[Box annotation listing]
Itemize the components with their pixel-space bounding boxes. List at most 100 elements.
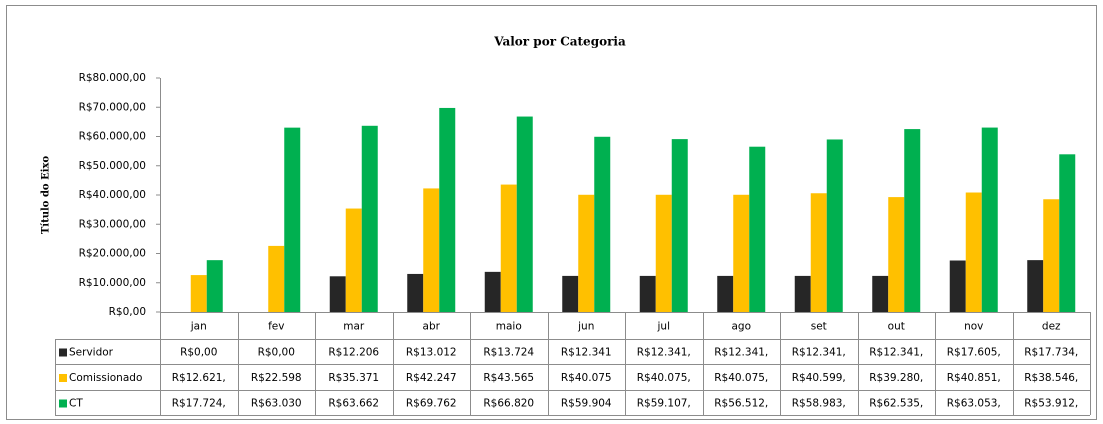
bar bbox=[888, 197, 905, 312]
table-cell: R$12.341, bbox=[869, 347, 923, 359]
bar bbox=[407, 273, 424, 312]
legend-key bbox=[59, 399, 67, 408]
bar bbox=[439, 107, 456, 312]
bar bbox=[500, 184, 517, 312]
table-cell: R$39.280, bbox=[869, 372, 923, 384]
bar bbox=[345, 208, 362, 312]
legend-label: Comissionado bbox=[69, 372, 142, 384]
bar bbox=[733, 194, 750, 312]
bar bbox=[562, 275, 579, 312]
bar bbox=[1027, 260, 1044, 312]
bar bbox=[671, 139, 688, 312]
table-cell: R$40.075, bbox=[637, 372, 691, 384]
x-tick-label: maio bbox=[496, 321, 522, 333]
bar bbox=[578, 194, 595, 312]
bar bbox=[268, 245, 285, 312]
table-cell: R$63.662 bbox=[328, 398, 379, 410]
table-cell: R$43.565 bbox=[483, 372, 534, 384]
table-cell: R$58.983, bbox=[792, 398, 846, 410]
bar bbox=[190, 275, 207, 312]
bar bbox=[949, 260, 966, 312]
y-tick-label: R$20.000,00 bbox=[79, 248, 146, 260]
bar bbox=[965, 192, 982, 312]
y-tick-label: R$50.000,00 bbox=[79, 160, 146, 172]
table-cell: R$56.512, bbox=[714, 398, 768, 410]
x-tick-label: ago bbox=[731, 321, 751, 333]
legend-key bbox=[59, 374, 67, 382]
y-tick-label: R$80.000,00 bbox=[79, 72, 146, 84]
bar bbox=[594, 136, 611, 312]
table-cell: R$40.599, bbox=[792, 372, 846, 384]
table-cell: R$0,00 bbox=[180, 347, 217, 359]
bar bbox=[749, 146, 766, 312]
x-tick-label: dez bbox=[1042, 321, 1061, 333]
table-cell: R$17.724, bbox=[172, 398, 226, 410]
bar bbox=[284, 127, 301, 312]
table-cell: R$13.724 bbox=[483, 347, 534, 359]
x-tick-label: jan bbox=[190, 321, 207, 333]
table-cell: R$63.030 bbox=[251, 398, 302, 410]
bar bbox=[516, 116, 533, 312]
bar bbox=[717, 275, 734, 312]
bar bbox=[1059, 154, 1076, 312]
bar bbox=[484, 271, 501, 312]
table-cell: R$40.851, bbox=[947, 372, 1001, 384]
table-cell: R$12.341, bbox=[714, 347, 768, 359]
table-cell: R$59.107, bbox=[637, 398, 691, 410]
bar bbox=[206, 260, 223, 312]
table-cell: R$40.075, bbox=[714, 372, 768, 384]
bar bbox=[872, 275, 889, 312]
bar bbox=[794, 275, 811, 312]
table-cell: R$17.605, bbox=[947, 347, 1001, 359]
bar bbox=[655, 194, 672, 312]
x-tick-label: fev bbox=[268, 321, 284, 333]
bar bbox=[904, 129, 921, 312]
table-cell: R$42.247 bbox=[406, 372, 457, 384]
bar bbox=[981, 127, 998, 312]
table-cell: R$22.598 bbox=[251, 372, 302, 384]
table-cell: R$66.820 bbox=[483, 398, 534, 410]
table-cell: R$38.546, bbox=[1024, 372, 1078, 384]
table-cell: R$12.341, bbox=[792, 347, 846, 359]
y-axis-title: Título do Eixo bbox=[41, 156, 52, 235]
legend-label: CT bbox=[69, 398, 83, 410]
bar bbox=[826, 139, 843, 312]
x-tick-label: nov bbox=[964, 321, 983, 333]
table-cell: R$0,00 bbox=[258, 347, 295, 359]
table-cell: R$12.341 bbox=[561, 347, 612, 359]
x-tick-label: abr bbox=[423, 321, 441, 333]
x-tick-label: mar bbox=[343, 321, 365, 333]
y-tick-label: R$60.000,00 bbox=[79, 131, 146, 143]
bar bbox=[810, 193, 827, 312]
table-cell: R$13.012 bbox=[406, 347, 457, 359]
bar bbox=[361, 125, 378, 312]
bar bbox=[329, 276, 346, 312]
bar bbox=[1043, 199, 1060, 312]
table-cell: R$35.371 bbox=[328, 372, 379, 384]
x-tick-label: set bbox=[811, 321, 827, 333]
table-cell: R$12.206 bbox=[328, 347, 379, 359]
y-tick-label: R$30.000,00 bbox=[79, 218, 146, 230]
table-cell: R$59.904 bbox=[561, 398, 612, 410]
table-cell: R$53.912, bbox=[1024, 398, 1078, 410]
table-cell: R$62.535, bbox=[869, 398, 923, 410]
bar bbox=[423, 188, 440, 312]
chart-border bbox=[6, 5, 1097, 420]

WORK TO COMPLETE → Duplicate every line of the listing above verbatim, omitting the picture lines.

TASK RESULT →
Itemize the components with their pixel-space bounding boxes. List at most 100 elements.
bar bbox=[888, 197, 905, 312]
table-cell: R$12.341, bbox=[869, 347, 923, 359]
bar bbox=[407, 273, 424, 312]
legend-key bbox=[59, 399, 67, 408]
bar bbox=[439, 107, 456, 312]
bar bbox=[500, 184, 517, 312]
table-cell: R$39.280, bbox=[869, 372, 923, 384]
bar bbox=[345, 208, 362, 312]
legend-label: Comissionado bbox=[69, 372, 142, 384]
bar bbox=[733, 194, 750, 312]
bar bbox=[562, 275, 579, 312]
bar bbox=[1027, 260, 1044, 312]
bar bbox=[671, 139, 688, 312]
table-cell: R$40.075, bbox=[637, 372, 691, 384]
x-tick-label: maio bbox=[496, 321, 522, 333]
bar bbox=[578, 194, 595, 312]
bar bbox=[268, 245, 285, 312]
table-cell: R$63.662 bbox=[328, 398, 379, 410]
table-cell: R$43.565 bbox=[483, 372, 534, 384]
table-cell: R$58.983, bbox=[792, 398, 846, 410]
bar bbox=[190, 275, 207, 312]
bar bbox=[949, 260, 966, 312]
y-tick-label: R$20.000,00 bbox=[79, 248, 146, 260]
bar bbox=[965, 192, 982, 312]
y-tick-label: R$50.000,00 bbox=[79, 160, 146, 172]
table-cell: R$56.512, bbox=[714, 398, 768, 410]
x-tick-label: ago bbox=[731, 321, 751, 333]
legend-key bbox=[59, 374, 67, 382]
y-tick-label: R$80.000,00 bbox=[79, 72, 146, 84]
bar bbox=[594, 136, 611, 312]
table-cell: R$40.599, bbox=[792, 372, 846, 384]
table-cell: R$0,00 bbox=[180, 347, 217, 359]
bar bbox=[749, 146, 766, 312]
x-tick-label: dez bbox=[1042, 321, 1061, 333]
table-cell: R$17.724, bbox=[172, 398, 226, 410]
bar bbox=[284, 127, 301, 312]
table-cell: R$13.724 bbox=[483, 347, 534, 359]
x-tick-label: jan bbox=[190, 321, 207, 333]
table-cell: R$63.030 bbox=[251, 398, 302, 410]
bar bbox=[516, 116, 533, 312]
bar bbox=[717, 275, 734, 312]
bar bbox=[1059, 154, 1076, 312]
bar bbox=[484, 271, 501, 312]
table-cell: R$40.851, bbox=[947, 372, 1001, 384]
table-cell: R$12.341, bbox=[714, 347, 768, 359]
table-cell: R$59.107, bbox=[637, 398, 691, 410]
bar bbox=[206, 260, 223, 312]
table-cell: R$40.075, bbox=[714, 372, 768, 384]
bar bbox=[872, 275, 889, 312]
bar bbox=[794, 275, 811, 312]
table-cell: R$17.605, bbox=[947, 347, 1001, 359]
bar bbox=[655, 194, 672, 312]
x-tick-label: fev bbox=[268, 321, 284, 333]
bar bbox=[904, 129, 921, 312]
table-cell: R$42.247 bbox=[406, 372, 457, 384]
bar bbox=[981, 127, 998, 312]
table-cell: R$22.598 bbox=[251, 372, 302, 384]
table-cell: R$66.820 bbox=[483, 398, 534, 410]
table-cell: R$38.546, bbox=[1024, 372, 1078, 384]
table-cell: R$12.341, bbox=[792, 347, 846, 359]
y-axis-title: Título do Eixo bbox=[41, 156, 52, 235]
legend-label: CT bbox=[69, 398, 83, 410]
bar bbox=[826, 139, 843, 312]
x-tick-label: nov bbox=[964, 321, 983, 333]
table-cell: R$0,00 bbox=[258, 347, 295, 359]
table-cell: R$12.341 bbox=[561, 347, 612, 359]
x-tick-label: abr bbox=[423, 321, 441, 333]
x-tick-label: mar bbox=[343, 321, 365, 333]
y-tick-label: R$60.000,00 bbox=[79, 131, 146, 143]
bar bbox=[810, 193, 827, 312]
table-cell: R$13.012 bbox=[406, 347, 457, 359]
bar bbox=[361, 125, 378, 312]
bar bbox=[329, 276, 346, 312]
bar bbox=[1043, 199, 1060, 312]
table-cell: R$35.371 bbox=[328, 372, 379, 384]
x-tick-label: set bbox=[811, 321, 827, 333]
table-cell: R$12.206 bbox=[328, 347, 379, 359]
y-tick-label: R$30.000,00 bbox=[79, 218, 146, 230]
table-cell: R$59.904 bbox=[561, 398, 612, 410]
table-cell: R$53.912, bbox=[1024, 398, 1078, 410]
table-cell: R$62.535, bbox=[869, 398, 923, 410]
bar bbox=[423, 188, 440, 312]
chart-border bbox=[6, 5, 1097, 420]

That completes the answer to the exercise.